- **Set exercise**:
Lines containing the word "etiam" should be extracted in full.

- **Extracted entries**:
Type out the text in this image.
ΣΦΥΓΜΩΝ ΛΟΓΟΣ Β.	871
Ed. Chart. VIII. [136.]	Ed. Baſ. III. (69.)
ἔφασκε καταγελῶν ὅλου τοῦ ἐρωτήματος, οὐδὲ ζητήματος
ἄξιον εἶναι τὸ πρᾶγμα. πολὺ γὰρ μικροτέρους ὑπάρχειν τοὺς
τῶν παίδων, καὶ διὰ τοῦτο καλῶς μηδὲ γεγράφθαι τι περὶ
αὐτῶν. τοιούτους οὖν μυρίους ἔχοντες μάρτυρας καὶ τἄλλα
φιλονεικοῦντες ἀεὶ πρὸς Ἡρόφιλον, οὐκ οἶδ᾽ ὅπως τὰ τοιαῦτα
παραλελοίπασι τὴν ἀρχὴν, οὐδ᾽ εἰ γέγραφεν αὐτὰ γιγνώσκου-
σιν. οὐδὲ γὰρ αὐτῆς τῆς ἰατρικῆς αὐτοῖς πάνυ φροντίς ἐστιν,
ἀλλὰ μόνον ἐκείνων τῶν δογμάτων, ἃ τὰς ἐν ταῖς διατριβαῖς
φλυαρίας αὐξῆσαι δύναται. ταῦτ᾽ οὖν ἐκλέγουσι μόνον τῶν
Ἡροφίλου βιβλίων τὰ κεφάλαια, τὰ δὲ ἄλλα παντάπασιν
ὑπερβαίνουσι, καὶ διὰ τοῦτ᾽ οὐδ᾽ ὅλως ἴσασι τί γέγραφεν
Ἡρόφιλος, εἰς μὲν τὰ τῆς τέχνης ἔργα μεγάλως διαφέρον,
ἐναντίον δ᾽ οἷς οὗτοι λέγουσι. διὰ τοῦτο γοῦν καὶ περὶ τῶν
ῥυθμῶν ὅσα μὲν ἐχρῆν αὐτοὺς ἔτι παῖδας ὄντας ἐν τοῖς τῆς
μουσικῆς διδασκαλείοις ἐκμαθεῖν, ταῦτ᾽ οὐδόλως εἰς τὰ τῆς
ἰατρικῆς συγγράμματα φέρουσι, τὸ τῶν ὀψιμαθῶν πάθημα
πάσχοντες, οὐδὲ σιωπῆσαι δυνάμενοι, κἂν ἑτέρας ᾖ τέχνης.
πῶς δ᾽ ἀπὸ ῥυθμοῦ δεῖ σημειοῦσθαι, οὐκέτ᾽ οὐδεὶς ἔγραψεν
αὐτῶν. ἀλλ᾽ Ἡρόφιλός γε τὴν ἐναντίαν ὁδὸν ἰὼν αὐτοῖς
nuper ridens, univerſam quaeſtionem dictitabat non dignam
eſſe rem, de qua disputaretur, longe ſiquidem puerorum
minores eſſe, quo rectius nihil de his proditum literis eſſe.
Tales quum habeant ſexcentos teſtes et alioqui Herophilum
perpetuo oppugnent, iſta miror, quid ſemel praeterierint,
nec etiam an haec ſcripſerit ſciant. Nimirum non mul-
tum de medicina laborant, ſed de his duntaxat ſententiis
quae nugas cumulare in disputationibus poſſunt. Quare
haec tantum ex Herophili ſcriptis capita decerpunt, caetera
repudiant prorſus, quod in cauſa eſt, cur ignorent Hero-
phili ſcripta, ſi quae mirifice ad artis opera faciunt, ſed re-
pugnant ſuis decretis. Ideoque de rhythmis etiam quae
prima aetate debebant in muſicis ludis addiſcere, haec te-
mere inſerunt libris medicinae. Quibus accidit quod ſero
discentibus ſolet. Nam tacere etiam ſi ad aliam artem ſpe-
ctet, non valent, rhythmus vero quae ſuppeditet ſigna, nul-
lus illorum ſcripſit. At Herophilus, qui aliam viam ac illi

- **Task result**:
nec etiam an haec ſcripſerit ſciant. Nimirum non mul-
pugnant ſuis decretis. Ideoque de rhythmis etiam quae
discentibus ſolet. Nam tacere etiam ſi ad aliam artem ſpe-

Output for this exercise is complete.